EXERCISE TASK: Out of all the lines below, count those with the word "button". Give the number only.

** start of GIVEN RECORDS **

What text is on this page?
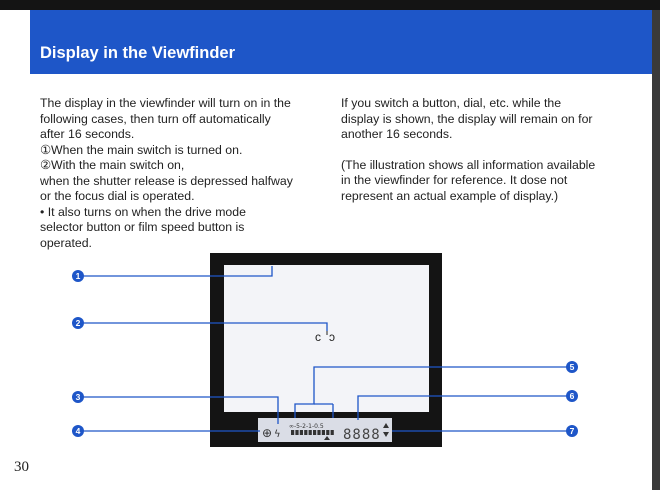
Display in the Viewfinder
The display in the viewfinder will turn on in the
following cases, then turn off automatically
after 16 seconds.
①When the main switch is turned on.
②With the main switch on,
when the shutter release is depressed halfway
or the focus dial is operated.
• It also turns on when the drive mode
selector button or film speed button is
operated.
If you switch a button, dial, etc. while the
display is shown, the display will remain on for
another 16 seconds.
(The illustration shows all information available
in the viewfinder for reference. It dose not
represent an actual example of display.)
c ɔ
⊕ ϟ
∞-5-2-1-0.5
8888
1
2
3
4
5
6
7
30
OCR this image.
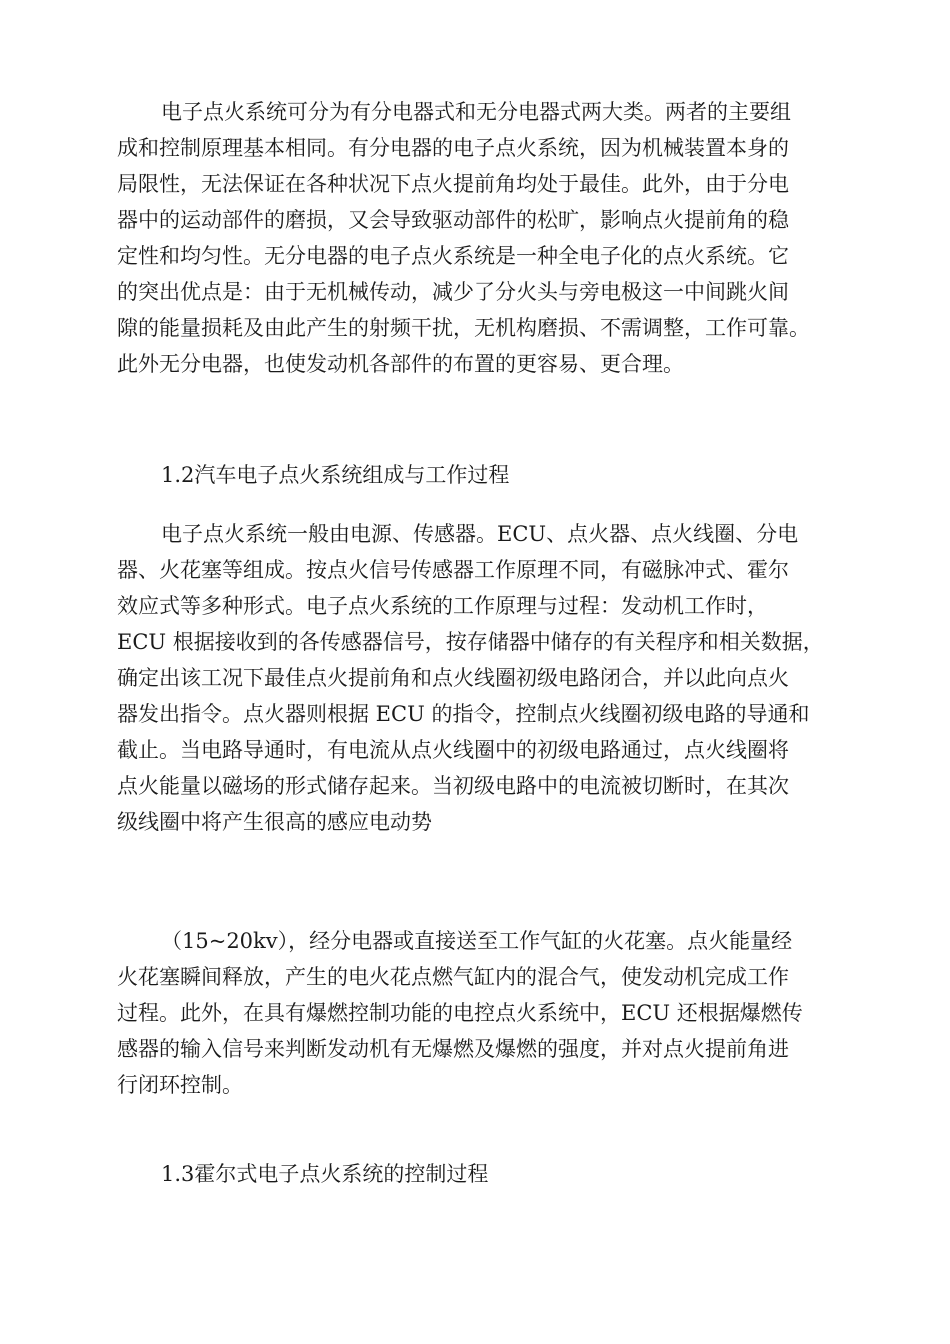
电子点火系统可分为有分电器式和无分电器式两大类。两者的主要组
成和控制原理基本相同。有分电器的电子点火系统，因为机械装置本身的
局限性，无法保证在各种状况下点火提前角均处于最佳。此外，由于分电
器中的运动部件的磨损，又会导致驱动部件的松旷，影响点火提前角的稳
定性和均匀性。无分电器的电子点火系统是一种全电子化的点火系统。它
的突出优点是：由于无机械传动，减少了分火头与旁电极这一中间跳火间
隙的能量损耗及由此产生的射频干扰，无机构磨损、不需调整，工作可靠。
此外无分电器，也使发动机各部件的布置的更容易、更合理。
1.2汽车电子点火系统组成与工作过程
电子点火系统一般由电源、传感器。ECU、点火器、点火线圈、分电
器、火花塞等组成。按点火信号传感器工作原理不同，有磁脉冲式、霍尔
效应式等多种形式。电子点火系统的工作原理与过程：发动机工作时，
ECU 根据接收到的各传感器信号，按存储器中储存的有关程序和相关数据，
确定出该工况下最佳点火提前角和点火线圈初级电路闭合，并以此向点火
器发出指令。点火器则根据 ECU 的指令，控制点火线圈初级电路的导通和
截止。当电路导通时，有电流从点火线圈中的初级电路通过，点火线圈将
点火能量以磁场的形式储存起来。当初级电路中的电流被切断时，在其次
级线圈中将产生很高的感应电动势
（15~20kv），经分电器或直接送至工作气缸的火花塞。点火能量经
火花塞瞬间释放，产生的电火花点燃气缸内的混合气，使发动机完成工作
过程。此外，在具有爆燃控制功能的电控点火系统中，ECU 还根据爆燃传
感器的输入信号来判断发动机有无爆燃及爆燃的强度，并对点火提前角进
行闭环控制。
1.3霍尔式电子点火系统的控制过程
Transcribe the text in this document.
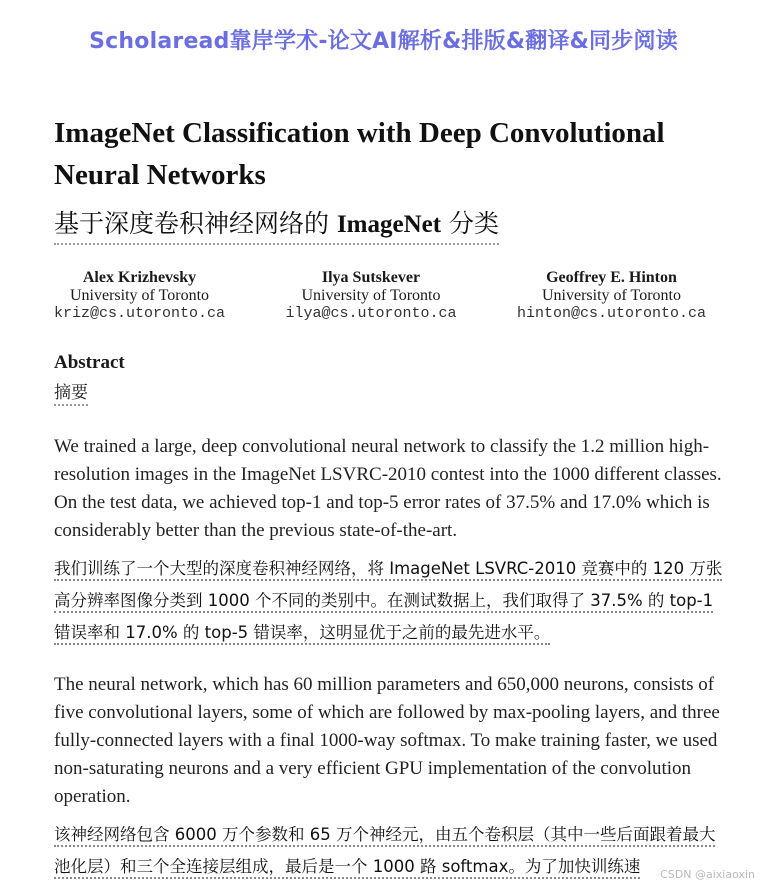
Scholaread靠岸学术-论文AI解析&排版&翻译&同步阅读
ImageNet Classification with Deep Convolutional
Neural Networks
基于深度卷积神经网络的 ImageNet 分类
Alex Krizhevsky
University of Toronto
kriz@cs.utoronto.ca
Ilya Sutskever
University of Toronto
ilya@cs.utoronto.ca
Geoffrey E. Hinton
University of Toronto
hinton@cs.utoronto.ca
Abstract
摘要

We trained a large, deep convolutional neural network to classify the 1.2 million high-resolution images in the ImageNet LSVRC-2010 contest into the 1000 different classes. On the test data, we achieved top-1 and top-5 error rates of 37.5% and 17.0% which is considerably better than the previous state-of-the-art.

我们训练了一个大型的深度卷积神经网络，将 ImageNet LSVRC-2010 竞赛中的 120 万张高分辨率图像分类到 1000 个不同的类别中。在测试数据上，我们取得了 37.5% 的 top-1 错误率和 17.0% 的 top-5 错误率，这明显优于之前的最先进水平。

The neural network, which has 60 million parameters and 650,000 neurons, consists of five convolutional layers, some of which are followed by max-pooling layers, and three fully-connected layers with a final 1000-way softmax. To make training faster, we used non-saturating neurons and a very efficient GPU implementation of the convolution operation.

该神经网络包含 6000 万个参数和 65 万个神经元，由五个卷积层（其中一些后面跟着最大池化层）和三个全连接层组成，最后是一个 1000 路 softmax。为了加快训练速	CSDN @aixiaoxin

** end of GIVEN RECORDS **

TASK OUTPUT: 2